MATERIAL:
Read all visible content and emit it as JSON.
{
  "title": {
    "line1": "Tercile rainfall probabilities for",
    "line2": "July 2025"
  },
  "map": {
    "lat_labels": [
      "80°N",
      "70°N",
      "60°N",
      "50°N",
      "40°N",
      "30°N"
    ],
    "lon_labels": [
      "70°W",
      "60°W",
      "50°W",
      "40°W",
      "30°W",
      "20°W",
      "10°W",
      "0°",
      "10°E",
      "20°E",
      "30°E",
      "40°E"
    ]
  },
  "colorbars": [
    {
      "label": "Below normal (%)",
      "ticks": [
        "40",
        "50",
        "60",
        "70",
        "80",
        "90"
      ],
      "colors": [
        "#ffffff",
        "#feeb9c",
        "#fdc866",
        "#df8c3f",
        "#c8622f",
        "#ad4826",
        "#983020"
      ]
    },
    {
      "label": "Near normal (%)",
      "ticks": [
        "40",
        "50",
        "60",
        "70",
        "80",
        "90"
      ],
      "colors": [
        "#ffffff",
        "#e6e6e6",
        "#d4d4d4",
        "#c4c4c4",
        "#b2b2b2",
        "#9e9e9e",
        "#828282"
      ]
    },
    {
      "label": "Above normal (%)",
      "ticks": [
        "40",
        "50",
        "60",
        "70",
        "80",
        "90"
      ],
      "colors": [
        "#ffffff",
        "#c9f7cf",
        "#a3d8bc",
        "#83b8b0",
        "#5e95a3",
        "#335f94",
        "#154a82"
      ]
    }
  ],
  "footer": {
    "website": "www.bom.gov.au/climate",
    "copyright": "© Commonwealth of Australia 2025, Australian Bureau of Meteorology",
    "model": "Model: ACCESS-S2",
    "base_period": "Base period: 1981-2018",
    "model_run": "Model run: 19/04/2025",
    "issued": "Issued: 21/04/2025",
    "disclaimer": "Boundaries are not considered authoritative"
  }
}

WRITTEN EXERCISE: Work out how many lines of the material above contain the word "normal", then give only that figure.

THE COMPLETED TASK: 3